# WHAT TO DO:
Copy each line of the listing below exactly.

# EXERCISE INPUT:
::::::
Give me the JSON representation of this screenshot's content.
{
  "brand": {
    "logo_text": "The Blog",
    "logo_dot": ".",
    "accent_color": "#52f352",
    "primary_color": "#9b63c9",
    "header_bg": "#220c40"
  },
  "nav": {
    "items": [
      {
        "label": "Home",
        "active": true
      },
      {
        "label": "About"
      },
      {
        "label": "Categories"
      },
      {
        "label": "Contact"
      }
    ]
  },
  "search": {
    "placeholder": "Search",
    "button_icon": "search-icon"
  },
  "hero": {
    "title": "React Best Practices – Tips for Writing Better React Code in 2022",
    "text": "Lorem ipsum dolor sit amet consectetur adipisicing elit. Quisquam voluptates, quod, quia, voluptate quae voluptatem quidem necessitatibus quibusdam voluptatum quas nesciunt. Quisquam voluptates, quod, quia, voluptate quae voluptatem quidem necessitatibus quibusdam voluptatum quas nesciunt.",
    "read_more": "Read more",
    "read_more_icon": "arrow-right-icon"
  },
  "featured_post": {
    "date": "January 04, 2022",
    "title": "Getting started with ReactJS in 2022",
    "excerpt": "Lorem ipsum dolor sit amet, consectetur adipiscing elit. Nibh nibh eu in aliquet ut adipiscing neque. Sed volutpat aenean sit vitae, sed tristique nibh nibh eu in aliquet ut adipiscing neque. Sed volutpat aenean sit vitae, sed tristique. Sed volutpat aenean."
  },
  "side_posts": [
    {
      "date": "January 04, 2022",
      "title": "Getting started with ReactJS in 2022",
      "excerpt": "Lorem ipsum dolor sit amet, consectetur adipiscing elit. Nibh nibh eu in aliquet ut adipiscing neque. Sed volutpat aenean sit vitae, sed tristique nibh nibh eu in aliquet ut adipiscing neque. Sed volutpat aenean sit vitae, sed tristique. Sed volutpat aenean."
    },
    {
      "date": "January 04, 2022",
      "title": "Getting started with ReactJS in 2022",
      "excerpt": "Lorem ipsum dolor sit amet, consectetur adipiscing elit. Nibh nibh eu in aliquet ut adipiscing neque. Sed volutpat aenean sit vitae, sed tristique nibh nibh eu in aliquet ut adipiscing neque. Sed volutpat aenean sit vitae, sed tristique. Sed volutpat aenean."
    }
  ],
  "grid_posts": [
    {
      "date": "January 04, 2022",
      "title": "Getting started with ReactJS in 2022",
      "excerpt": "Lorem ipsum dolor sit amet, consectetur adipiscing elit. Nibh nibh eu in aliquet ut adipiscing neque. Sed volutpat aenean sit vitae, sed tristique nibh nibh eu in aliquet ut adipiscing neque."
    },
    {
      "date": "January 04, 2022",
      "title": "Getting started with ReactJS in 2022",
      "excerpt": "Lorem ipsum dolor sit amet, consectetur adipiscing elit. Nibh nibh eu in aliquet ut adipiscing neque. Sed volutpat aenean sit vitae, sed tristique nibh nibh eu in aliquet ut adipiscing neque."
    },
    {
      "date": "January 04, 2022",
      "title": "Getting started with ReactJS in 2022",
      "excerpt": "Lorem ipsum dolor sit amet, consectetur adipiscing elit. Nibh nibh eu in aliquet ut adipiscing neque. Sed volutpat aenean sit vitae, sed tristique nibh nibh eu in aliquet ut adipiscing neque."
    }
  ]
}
::::::
# CORRECT RESULT:
Give me the JSON representation of this screenshot's content.
{
  "brand": {
    "logo_text": "The Blog",
    "logo_dot": ".",
    "accent_color": "#52f352",
    "primary_color": "#9b63c9",
    "header_bg": "#220c40"
  },
  "nav": {
    "items": [
      {
        "label": "Home",
        "active": true
      },
      {
        "label": "About"
      },
      {
        "label": "Categories"
      },
      {
        "label": "Contact"
      }
    ]
  },
  "search": {
    "placeholder": "Search",
    "button_icon": "search-icon"
  },
  "hero": {
    "title": "React Best Practices – Tips for Writing Better React Code in 2022",
    "text": "Lorem ipsum dolor sit amet consectetur adipisicing elit. Quisquam voluptates, quod, quia, voluptate quae voluptatem quidem necessitatibus quibusdam voluptatum quas nesciunt. Quisquam voluptates, quod, quia, voluptate quae voluptatem quidem necessitatibus quibusdam voluptatum quas nesciunt.",
    "read_more": "Read more",
    "read_more_icon": "arrow-right-icon"
  },
  "featured_post": {
    "date": "January 04, 2022",
    "title": "Getting started with ReactJS in 2022",
    "excerpt": "Lorem ipsum dolor sit amet, consectetur adipiscing elit. Nibh nibh eu in aliquet ut adipiscing neque. Sed volutpat aenean sit vitae, sed tristique nibh nibh eu in aliquet ut adipiscing neque. Sed volutpat aenean sit vitae, sed tristique. Sed volutpat aenean."
  },
  "side_posts": [
    {
      "date": "January 04, 2022",
      "title": "Getting started with ReactJS in 2022",
      "excerpt": "Lorem ipsum dolor sit amet, consectetur adipiscing elit. Nibh nibh eu in aliquet ut adipiscing neque. Sed volutpat aenean sit vitae, sed tristique nibh nibh eu in aliquet ut adipiscing neque. Sed volutpat aenean sit vitae, sed tristique. Sed volutpat aenean."
    },
    {
      "date": "January 04, 2022",
      "title": "Getting started with ReactJS in 2022",
      "excerpt": "Lorem ipsum dolor sit amet, consectetur adipiscing elit. Nibh nibh eu in aliquet ut adipiscing neque. Sed volutpat aenean sit vitae, sed tristique nibh nibh eu in aliquet ut adipiscing neque. Sed volutpat aenean sit vitae, sed tristique. Sed volutpat aenean."
    }
  ],
  "grid_posts": [
    {
      "date": "January 04, 2022",
      "title": "Getting started with ReactJS in 2022",
      "excerpt": "Lorem ipsum dolor sit amet, consectetur adipiscing elit. Nibh nibh eu in aliquet ut adipiscing neque. Sed volutpat aenean sit vitae, sed tristique nibh nibh eu in aliquet ut adipiscing neque."
    },
    {
      "date": "January 04, 2022",
      "title": "Getting started with ReactJS in 2022",
      "excerpt": "Lorem ipsum dolor sit amet, consectetur adipiscing elit. Nibh nibh eu in aliquet ut adipiscing neque. Sed volutpat aenean sit vitae, sed tristique nibh nibh eu in aliquet ut adipiscing neque."
    },
    {
      "date": "January 04, 2022",
      "title": "Getting started with ReactJS in 2022",
      "excerpt": "Lorem ipsum dolor sit amet, consectetur adipiscing elit. Nibh nibh eu in aliquet ut adipiscing neque. Sed volutpat aenean sit vitae, sed tristique nibh nibh eu in aliquet ut adipiscing neque."
    }
  ]
}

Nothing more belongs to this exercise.